▶ [What is asked] Identify the lines that contain the string "data", then copy each of them.

▶ [Record extracts]
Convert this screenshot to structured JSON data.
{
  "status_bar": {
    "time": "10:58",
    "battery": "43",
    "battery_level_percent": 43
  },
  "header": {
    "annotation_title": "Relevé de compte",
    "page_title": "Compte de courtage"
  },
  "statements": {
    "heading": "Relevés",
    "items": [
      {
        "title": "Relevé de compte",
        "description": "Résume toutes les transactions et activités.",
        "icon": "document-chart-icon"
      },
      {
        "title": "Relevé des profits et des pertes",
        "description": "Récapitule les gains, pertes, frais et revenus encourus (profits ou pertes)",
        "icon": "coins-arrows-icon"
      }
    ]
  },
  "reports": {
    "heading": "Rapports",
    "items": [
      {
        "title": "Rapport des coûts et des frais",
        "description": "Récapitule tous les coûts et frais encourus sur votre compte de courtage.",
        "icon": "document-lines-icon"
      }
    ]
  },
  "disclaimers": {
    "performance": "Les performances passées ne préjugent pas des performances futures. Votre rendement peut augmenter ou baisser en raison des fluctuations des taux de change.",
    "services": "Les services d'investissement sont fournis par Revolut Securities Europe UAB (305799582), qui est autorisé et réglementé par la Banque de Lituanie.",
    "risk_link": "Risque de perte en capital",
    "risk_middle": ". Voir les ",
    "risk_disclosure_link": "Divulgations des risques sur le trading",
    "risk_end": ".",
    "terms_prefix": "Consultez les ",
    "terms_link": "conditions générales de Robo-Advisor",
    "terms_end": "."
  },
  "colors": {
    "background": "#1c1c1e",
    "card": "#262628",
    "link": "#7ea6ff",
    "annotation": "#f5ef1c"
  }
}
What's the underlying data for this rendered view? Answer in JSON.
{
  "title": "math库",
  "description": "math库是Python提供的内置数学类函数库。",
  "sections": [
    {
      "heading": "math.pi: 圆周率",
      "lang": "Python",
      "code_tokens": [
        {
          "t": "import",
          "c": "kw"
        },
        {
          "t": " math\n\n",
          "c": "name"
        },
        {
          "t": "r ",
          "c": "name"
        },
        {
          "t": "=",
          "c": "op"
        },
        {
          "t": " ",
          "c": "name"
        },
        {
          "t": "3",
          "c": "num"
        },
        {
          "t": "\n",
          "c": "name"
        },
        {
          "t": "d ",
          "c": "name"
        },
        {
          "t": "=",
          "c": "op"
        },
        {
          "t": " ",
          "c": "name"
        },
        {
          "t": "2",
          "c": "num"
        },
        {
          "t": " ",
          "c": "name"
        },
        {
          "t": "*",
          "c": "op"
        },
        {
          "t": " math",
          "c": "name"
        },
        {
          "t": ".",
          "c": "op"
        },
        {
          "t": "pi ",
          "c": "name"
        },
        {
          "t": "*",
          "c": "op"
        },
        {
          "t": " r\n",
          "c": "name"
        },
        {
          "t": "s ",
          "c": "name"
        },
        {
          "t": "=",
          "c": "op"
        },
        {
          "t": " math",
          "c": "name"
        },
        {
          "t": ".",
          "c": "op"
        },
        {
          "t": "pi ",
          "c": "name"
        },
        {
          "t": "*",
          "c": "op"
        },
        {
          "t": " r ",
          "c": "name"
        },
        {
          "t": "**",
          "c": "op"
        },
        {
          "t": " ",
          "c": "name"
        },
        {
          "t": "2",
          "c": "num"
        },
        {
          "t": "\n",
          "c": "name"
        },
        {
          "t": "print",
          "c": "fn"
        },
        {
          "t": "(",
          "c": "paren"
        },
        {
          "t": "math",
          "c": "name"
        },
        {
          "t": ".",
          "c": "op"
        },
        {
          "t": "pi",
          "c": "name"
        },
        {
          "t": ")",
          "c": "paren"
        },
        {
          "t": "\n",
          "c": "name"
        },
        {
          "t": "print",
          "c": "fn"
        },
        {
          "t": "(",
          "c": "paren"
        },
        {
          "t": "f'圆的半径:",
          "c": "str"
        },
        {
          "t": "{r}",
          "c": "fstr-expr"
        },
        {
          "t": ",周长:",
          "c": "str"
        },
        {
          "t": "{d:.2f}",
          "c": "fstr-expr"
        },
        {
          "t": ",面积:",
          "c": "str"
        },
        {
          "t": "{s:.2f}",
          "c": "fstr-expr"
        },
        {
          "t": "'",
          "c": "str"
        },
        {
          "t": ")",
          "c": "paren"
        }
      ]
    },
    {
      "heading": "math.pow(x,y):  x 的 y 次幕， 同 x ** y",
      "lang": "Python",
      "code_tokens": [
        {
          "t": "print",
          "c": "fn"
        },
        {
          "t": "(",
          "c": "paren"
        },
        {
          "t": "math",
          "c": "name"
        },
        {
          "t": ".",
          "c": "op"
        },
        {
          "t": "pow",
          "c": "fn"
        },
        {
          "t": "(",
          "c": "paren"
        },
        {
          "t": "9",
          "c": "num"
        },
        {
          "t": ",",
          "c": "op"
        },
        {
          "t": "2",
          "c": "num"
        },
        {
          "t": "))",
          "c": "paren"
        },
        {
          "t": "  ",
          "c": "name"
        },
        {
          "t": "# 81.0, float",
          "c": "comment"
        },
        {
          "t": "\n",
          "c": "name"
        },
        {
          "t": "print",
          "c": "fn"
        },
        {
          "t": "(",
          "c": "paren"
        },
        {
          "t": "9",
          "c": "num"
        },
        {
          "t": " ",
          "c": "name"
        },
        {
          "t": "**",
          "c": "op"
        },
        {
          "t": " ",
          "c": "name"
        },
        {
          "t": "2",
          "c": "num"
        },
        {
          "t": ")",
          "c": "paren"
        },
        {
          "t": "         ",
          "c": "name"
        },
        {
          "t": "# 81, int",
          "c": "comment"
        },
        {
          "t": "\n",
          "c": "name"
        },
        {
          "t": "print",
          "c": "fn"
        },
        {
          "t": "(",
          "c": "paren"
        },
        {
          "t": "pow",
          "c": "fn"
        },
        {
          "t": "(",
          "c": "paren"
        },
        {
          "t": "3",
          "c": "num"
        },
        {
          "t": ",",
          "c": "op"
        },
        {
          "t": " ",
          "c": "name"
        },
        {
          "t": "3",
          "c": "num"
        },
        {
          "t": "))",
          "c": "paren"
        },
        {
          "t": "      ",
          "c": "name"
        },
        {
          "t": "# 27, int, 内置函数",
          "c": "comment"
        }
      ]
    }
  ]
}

▶ [Result of the task]
Convert this screenshot to structured JSON data.
What's the underlying data for this rendered view? Answer in JSON.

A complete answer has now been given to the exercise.